▶ Set task
Records follow. Pull out every line that contains "this".

▶ Supplied data
....

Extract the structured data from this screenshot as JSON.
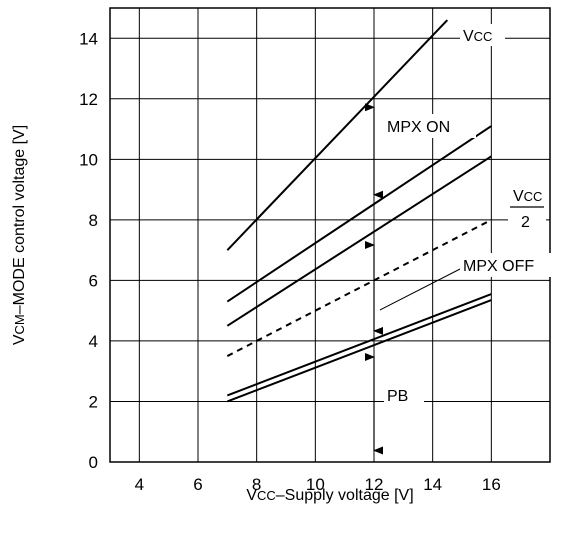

....

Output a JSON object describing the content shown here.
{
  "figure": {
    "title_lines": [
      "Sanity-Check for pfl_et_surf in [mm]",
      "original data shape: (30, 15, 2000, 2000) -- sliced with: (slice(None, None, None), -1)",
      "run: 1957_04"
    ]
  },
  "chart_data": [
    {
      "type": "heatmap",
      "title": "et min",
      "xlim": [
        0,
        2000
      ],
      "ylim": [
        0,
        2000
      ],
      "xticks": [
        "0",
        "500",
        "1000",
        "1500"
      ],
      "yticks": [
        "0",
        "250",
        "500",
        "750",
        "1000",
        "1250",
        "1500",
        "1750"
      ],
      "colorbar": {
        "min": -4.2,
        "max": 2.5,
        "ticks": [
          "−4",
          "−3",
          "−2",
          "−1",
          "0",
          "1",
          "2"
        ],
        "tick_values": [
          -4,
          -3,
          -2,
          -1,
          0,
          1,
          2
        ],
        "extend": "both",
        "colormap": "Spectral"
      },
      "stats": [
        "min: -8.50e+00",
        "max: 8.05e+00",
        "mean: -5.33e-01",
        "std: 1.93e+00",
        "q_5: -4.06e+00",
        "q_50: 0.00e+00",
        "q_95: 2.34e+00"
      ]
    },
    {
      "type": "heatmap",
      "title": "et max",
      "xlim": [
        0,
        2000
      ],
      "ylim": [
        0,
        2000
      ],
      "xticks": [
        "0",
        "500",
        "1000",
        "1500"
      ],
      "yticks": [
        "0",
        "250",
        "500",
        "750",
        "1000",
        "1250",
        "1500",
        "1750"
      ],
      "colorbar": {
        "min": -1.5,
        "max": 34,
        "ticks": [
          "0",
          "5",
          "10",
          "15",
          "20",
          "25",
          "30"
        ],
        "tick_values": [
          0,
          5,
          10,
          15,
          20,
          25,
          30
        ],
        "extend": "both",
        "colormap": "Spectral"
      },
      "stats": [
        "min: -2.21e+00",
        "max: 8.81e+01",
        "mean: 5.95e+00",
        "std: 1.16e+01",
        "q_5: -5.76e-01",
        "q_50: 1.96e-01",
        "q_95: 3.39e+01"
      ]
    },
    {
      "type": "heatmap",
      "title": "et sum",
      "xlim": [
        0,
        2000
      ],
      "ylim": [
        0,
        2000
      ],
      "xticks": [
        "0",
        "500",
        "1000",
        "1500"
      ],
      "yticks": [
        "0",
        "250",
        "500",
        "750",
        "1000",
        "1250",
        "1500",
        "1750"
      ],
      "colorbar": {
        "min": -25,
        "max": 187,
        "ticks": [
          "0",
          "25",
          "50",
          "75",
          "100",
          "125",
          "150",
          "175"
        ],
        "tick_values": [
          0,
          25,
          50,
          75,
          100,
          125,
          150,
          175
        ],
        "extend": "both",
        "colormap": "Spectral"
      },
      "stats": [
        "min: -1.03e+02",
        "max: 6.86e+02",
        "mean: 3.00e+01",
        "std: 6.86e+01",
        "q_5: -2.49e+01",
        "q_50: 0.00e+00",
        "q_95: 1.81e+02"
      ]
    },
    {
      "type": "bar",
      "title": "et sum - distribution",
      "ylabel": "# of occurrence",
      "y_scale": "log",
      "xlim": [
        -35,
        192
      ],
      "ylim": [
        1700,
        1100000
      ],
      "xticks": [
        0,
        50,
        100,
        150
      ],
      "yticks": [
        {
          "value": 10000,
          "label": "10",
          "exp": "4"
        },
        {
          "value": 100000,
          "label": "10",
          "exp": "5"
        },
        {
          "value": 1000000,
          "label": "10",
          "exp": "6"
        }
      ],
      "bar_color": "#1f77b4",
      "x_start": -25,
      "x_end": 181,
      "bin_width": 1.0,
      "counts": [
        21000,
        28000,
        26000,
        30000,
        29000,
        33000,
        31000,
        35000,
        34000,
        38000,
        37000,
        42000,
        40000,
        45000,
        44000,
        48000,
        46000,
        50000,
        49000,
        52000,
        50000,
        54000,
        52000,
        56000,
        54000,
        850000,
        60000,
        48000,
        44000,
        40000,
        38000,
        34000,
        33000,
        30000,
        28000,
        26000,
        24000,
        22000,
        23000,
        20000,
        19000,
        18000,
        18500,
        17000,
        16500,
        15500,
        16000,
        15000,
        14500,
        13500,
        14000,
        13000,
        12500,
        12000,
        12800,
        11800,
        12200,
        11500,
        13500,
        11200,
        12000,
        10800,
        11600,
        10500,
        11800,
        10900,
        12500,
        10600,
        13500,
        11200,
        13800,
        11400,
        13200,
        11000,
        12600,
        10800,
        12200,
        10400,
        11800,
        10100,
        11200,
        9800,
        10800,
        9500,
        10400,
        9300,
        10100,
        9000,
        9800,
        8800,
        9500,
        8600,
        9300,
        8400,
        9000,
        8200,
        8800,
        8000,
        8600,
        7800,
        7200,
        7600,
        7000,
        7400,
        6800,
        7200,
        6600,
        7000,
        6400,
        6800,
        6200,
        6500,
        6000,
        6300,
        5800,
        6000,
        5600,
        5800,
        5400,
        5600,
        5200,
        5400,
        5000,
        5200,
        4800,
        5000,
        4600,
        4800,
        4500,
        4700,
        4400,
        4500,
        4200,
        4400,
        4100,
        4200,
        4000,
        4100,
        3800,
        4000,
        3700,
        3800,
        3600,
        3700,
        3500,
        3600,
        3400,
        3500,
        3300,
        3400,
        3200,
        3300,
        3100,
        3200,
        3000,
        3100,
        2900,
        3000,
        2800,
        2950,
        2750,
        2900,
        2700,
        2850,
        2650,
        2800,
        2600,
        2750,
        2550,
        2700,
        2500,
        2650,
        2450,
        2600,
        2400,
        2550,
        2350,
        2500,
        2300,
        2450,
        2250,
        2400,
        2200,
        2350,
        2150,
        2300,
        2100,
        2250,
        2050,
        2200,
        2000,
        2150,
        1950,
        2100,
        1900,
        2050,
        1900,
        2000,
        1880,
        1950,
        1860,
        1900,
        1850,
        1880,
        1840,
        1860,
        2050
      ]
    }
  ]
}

....

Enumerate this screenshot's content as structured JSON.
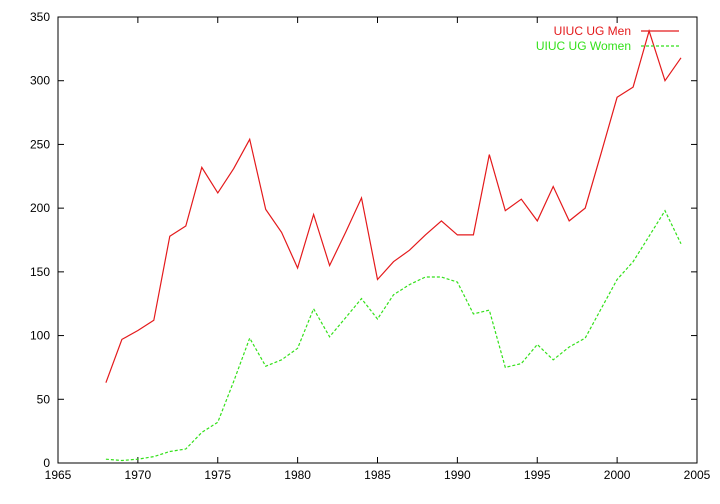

....

▶ Output below
Extract the structured data from this screenshot as JSON.
Enumerate this screenshot's content as structured JSON.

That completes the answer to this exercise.